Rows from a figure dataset
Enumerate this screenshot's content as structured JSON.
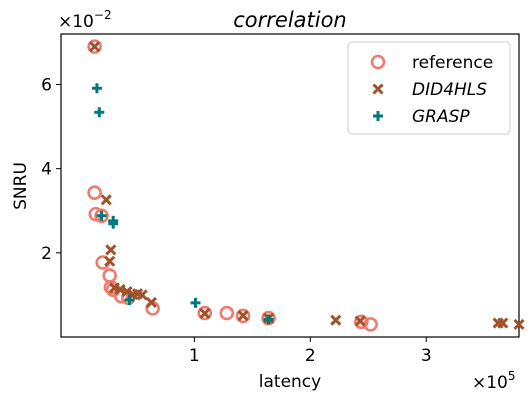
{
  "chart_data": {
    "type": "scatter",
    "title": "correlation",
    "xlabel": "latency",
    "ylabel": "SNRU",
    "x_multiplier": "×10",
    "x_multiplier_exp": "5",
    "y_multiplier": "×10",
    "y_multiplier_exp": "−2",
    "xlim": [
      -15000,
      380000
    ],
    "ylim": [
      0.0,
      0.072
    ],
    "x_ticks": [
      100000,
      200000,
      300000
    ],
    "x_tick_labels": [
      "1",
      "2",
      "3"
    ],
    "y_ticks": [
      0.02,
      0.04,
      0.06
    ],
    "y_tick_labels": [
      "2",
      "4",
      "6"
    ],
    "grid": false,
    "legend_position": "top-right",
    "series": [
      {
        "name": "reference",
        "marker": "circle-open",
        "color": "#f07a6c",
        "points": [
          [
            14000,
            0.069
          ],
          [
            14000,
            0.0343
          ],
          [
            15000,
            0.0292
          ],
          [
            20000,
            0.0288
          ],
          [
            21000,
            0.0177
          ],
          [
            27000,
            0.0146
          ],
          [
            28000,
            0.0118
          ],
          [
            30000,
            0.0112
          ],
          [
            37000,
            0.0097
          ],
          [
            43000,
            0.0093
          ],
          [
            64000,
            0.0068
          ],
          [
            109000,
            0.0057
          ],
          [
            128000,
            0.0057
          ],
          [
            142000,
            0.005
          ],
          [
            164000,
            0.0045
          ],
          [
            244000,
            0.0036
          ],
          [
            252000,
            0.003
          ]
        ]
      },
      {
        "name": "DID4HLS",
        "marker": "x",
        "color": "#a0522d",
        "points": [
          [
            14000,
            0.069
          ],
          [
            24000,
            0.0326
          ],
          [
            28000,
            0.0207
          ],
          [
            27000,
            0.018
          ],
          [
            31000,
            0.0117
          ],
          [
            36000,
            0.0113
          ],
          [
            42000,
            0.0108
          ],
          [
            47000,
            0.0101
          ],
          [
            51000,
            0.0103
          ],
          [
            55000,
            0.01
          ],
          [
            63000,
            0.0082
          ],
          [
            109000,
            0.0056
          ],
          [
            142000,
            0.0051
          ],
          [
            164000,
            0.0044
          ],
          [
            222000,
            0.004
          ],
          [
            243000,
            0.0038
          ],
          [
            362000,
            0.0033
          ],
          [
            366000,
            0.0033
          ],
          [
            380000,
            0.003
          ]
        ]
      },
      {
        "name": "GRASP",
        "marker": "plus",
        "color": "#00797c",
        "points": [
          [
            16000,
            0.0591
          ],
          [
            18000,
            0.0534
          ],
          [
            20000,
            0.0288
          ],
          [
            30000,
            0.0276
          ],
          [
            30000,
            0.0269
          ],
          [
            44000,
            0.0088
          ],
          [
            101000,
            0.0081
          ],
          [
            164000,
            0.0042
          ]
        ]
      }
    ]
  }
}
---
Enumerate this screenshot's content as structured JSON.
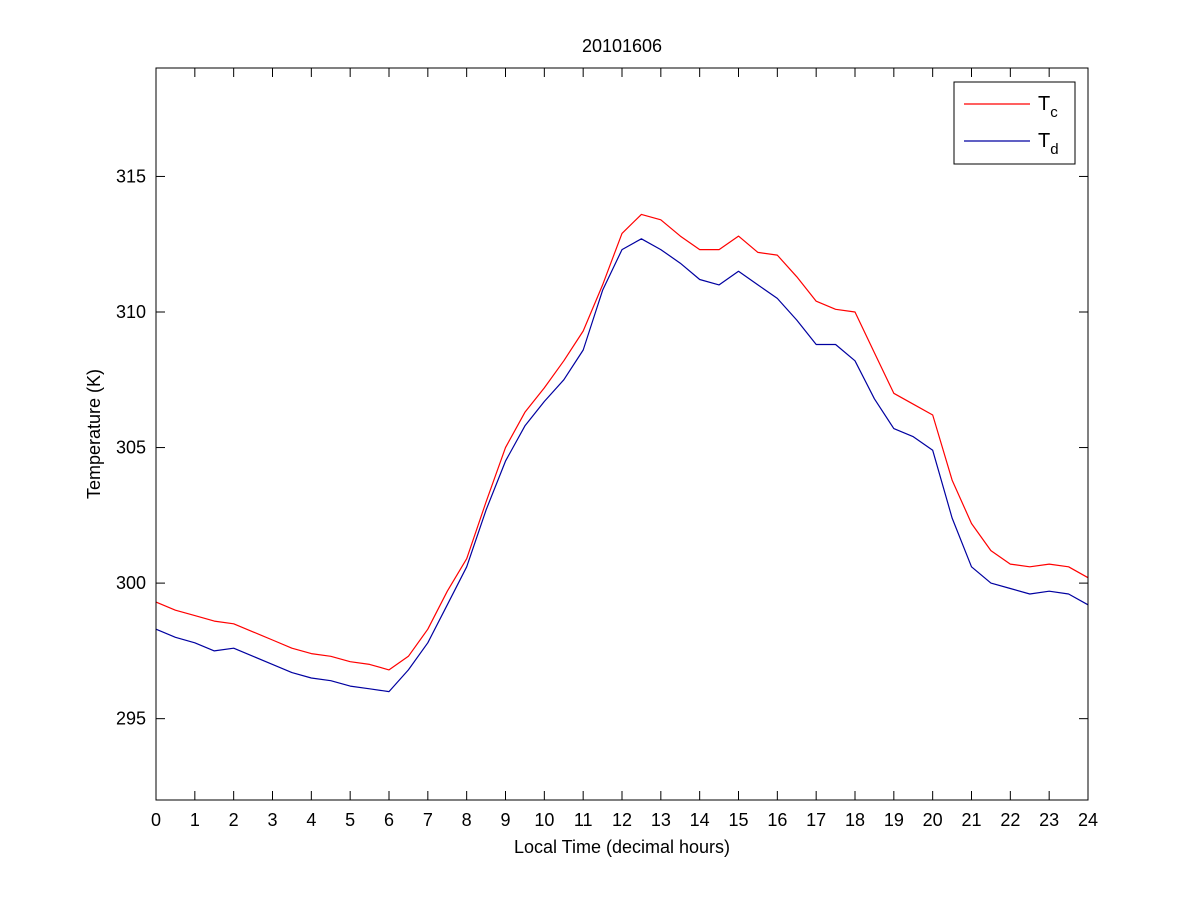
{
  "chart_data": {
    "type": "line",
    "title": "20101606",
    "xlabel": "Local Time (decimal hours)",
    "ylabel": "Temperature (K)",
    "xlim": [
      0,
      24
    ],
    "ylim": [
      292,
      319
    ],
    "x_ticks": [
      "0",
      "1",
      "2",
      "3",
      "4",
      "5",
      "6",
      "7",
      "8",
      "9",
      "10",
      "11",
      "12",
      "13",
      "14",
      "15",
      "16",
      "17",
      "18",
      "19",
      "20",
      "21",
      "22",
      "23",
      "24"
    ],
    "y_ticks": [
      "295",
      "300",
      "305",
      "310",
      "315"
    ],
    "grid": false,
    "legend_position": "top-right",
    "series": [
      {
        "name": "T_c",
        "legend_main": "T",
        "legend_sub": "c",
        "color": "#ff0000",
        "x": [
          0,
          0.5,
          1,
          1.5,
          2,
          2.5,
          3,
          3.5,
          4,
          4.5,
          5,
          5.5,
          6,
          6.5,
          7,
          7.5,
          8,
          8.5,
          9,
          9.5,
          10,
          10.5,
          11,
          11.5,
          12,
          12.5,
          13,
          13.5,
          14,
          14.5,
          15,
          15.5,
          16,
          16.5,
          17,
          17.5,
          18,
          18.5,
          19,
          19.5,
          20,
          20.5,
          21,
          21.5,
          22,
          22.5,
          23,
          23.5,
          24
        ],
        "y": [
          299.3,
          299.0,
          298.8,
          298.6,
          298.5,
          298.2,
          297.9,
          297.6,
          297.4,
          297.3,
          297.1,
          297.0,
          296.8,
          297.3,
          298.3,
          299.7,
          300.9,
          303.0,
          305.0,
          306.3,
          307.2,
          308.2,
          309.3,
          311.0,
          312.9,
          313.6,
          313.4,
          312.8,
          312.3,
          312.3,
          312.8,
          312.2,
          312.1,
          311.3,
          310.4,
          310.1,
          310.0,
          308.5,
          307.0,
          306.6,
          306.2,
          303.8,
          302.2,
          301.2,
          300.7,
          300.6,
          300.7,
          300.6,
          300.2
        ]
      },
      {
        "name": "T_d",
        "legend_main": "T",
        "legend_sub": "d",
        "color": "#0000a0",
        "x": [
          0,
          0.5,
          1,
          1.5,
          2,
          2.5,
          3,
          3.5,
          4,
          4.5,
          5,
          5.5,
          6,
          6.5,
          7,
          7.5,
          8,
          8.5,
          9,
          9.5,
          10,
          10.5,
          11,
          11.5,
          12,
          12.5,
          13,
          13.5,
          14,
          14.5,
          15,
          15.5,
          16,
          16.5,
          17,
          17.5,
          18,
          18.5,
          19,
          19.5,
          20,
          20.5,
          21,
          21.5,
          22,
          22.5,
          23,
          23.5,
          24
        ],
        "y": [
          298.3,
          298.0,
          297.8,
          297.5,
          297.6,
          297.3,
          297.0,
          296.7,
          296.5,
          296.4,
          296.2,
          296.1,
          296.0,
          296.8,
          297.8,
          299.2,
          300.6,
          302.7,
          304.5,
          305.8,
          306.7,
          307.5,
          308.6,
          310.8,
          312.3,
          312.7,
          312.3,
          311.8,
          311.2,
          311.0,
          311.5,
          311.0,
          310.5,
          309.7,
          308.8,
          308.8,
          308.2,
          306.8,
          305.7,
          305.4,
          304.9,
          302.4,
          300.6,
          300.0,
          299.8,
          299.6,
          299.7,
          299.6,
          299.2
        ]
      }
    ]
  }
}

*What you have to do*: Determine how many of the lines above hold the word "xlabel", and output that number by itself.

*Solution*: 2